● WORK TO BE COMPLETED: Omit the pictures and return every entry exactly as written.
-- START --
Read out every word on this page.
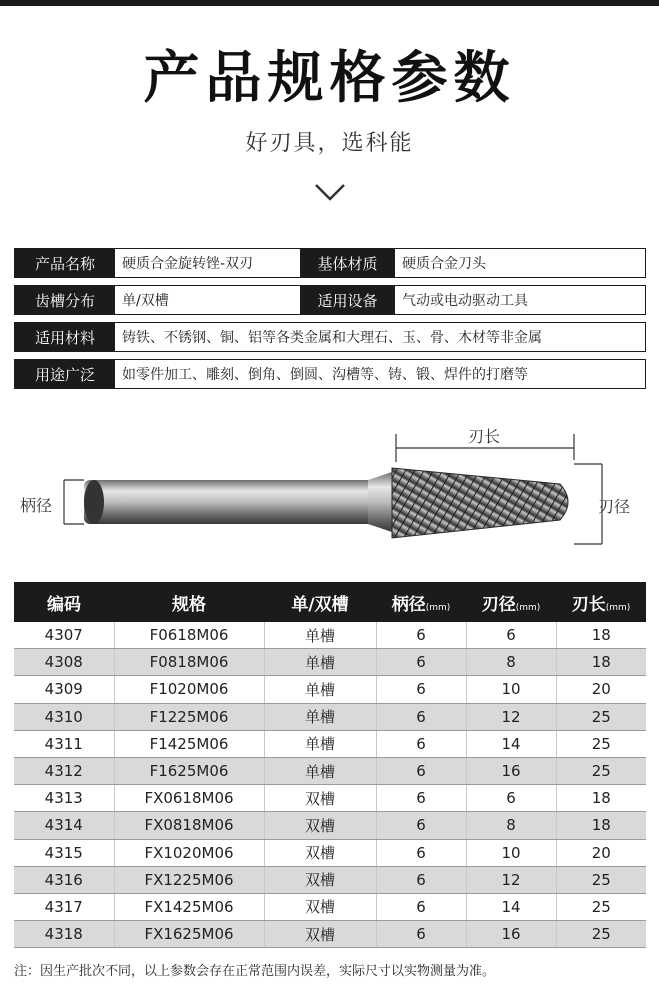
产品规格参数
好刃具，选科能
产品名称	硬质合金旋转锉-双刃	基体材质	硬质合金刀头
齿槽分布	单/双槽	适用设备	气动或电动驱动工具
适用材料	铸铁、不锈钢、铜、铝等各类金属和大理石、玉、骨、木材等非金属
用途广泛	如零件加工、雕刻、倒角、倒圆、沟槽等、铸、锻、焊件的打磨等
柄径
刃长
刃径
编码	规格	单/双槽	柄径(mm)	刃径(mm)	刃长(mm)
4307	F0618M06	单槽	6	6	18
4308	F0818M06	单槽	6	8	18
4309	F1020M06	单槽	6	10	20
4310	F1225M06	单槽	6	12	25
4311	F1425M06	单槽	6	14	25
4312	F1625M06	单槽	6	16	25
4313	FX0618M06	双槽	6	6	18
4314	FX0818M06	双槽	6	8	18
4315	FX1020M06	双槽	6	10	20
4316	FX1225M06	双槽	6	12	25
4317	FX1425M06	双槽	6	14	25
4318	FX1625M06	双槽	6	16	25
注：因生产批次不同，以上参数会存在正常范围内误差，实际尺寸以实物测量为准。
-- END --
● FULL OUTPUT:
Read out every word on this page.
产品规格参数
好刃具，选科能
产品名称	硬质合金旋转锉-双刃	基体材质	硬质合金刀头
齿槽分布	单/双槽	适用设备	气动或电动驱动工具
适用材料	铸铁、不锈钢、铜、铝等各类金属和大理石、玉、骨、木材等非金属
用途广泛	如零件加工、雕刻、倒角、倒圆、沟槽等、铸、锻、焊件的打磨等
柄径
刃长
刃径
编码	规格	单/双槽	柄径(mm)	刃径(mm)	刃长(mm)
4307	F0618M06	单槽	6	6	18
4308	F0818M06	单槽	6	8	18
4309	F1020M06	单槽	6	10	20
4310	F1225M06	单槽	6	12	25
4311	F1425M06	单槽	6	14	25
4312	F1625M06	单槽	6	16	25
4313	FX0618M06	双槽	6	6	18
4314	FX0818M06	双槽	6	8	18
4315	FX1020M06	双槽	6	10	20
4316	FX1225M06	双槽	6	12	25
4317	FX1425M06	双槽	6	14	25
4318	FX1625M06	双槽	6	16	25
注：因生产批次不同，以上参数会存在正常范围内误差，实际尺寸以实物测量为准。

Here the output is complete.